[Saved data entries]
++++++
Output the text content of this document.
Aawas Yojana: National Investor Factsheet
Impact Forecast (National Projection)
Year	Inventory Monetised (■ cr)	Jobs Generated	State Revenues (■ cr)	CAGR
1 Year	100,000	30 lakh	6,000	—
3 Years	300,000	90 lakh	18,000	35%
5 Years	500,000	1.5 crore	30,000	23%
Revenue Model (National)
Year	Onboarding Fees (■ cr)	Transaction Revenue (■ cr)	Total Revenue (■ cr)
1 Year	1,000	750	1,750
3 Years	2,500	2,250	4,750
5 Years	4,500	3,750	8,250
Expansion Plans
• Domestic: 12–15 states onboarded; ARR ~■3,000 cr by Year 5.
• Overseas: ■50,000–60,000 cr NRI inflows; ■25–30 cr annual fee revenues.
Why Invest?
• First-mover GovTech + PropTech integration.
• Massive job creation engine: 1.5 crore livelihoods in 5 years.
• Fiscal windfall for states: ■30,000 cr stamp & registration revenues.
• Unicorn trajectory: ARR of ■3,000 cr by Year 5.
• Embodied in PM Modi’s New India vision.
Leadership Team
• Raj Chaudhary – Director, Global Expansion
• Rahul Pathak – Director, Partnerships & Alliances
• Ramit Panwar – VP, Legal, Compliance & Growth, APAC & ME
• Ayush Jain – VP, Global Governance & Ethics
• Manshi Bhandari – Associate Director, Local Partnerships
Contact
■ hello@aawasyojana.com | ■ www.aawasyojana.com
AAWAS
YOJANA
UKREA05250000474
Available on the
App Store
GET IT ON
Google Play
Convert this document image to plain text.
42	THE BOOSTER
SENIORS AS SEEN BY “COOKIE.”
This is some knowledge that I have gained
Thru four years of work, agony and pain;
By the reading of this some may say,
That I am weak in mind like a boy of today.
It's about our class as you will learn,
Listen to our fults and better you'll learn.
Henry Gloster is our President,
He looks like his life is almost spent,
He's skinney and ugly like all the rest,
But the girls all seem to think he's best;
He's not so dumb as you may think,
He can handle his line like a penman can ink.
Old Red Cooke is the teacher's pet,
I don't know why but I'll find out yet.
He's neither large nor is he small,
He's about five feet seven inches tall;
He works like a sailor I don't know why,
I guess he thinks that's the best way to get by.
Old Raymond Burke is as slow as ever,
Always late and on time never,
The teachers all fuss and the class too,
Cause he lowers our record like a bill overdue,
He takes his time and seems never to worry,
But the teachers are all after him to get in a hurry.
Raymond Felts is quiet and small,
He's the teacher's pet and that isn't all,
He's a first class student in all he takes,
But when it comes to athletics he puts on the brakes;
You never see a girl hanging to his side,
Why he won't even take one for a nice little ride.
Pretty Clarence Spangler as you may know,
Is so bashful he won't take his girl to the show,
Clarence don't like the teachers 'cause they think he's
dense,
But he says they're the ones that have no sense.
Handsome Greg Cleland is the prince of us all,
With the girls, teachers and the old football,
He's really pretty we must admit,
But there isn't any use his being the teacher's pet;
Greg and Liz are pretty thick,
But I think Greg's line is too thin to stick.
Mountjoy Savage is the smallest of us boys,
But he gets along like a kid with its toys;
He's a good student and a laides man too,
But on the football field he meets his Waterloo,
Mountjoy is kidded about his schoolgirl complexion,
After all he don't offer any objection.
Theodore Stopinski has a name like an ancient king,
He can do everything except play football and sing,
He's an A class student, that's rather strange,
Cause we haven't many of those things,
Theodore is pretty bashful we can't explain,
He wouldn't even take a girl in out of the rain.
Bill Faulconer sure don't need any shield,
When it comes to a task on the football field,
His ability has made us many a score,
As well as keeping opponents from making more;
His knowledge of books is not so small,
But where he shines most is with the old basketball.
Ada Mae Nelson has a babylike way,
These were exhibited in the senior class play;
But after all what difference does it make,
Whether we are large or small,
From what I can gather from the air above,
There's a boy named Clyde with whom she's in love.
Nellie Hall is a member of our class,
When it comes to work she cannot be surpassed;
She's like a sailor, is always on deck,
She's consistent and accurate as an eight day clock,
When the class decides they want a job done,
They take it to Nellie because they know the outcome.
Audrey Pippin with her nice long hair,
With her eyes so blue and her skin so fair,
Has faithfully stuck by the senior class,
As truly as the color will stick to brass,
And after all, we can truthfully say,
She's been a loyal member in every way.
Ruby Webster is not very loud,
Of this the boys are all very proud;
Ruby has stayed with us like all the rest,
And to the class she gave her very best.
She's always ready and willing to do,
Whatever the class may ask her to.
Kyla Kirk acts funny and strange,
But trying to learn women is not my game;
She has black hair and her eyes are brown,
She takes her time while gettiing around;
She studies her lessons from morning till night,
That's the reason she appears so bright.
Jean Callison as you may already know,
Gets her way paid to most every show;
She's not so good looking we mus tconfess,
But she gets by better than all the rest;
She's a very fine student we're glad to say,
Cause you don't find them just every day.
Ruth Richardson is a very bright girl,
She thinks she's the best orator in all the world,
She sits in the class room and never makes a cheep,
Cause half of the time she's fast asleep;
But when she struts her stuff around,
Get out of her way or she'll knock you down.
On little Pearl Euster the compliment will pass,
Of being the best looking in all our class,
++++++
List each line in the listing that contains the string "Nellie".

- TASK RESPONSE:
Nellie Hall is a member of our class,
They take it to Nellie because they know the outcome.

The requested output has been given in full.